Data tied to figure images:
____

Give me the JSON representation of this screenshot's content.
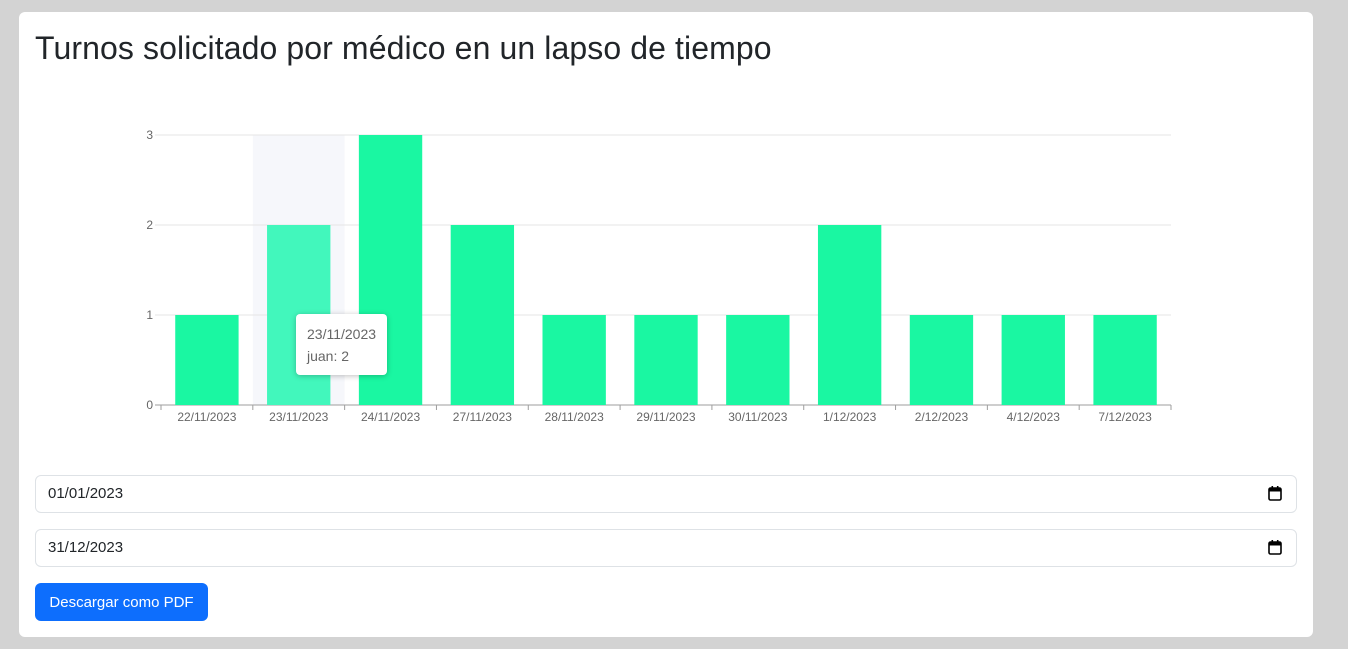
{
  "page": {
    "title": "Turnos solicitado por médico en un lapso de tiempo"
  },
  "chart_data": {
    "type": "bar",
    "categories": [
      "22/11/2023",
      "23/11/2023",
      "24/11/2023",
      "27/11/2023",
      "28/11/2023",
      "29/11/2023",
      "30/11/2023",
      "1/12/2023",
      "2/12/2023",
      "4/12/2023",
      "7/12/2023"
    ],
    "series": [
      {
        "name": "juan",
        "values": [
          1,
          2,
          3,
          2,
          1,
          1,
          1,
          2,
          1,
          1,
          1
        ],
        "color": "#1af7a2"
      }
    ],
    "title": "",
    "xlabel": "",
    "ylabel": "",
    "ylim": [
      0,
      3
    ],
    "yticks": [
      "0",
      "1",
      "2",
      "3"
    ],
    "grid": true,
    "legend": "none",
    "hover_color": "#42f7bc",
    "hover_band_color": "#f6f7fb",
    "tooltip": {
      "category": "23/11/2023",
      "text": "juan: 2",
      "index": 1
    }
  },
  "filters": {
    "start_date": "01/01/2023",
    "end_date": "31/12/2023"
  },
  "actions": {
    "download_label": "Descargar como PDF"
  },
  "icons": {
    "calendar": "calendar-icon"
  }
}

____

> [Your task]: Without the images, write out each line of the data verbatim.

> [Answer in full]:
Give me the JSON representation of this screenshot's content.
{
  "page": {
    "title": "Turnos solicitado por médico en un lapso de tiempo"
  },
  "chart_data": {
    "type": "bar",
    "categories": [
      "22/11/2023",
      "23/11/2023",
      "24/11/2023",
      "27/11/2023",
      "28/11/2023",
      "29/11/2023",
      "30/11/2023",
      "1/12/2023",
      "2/12/2023",
      "4/12/2023",
      "7/12/2023"
    ],
    "series": [
      {
        "name": "juan",
        "values": [
          1,
          2,
          3,
          2,
          1,
          1,
          1,
          2,
          1,
          1,
          1
        ],
        "color": "#1af7a2"
      }
    ],
    "title": "",
    "xlabel": "",
    "ylabel": "",
    "ylim": [
      0,
      3
    ],
    "yticks": [
      "0",
      "1",
      "2",
      "3"
    ],
    "grid": true,
    "legend": "none",
    "hover_color": "#42f7bc",
    "hover_band_color": "#f6f7fb",
    "tooltip": {
      "category": "23/11/2023",
      "text": "juan: 2",
      "index": 1
    }
  },
  "filters": {
    "start_date": "01/01/2023",
    "end_date": "31/12/2023"
  },
  "actions": {
    "download_label": "Descargar como PDF"
  },
  "icons": {
    "calendar": "calendar-icon"
  }
}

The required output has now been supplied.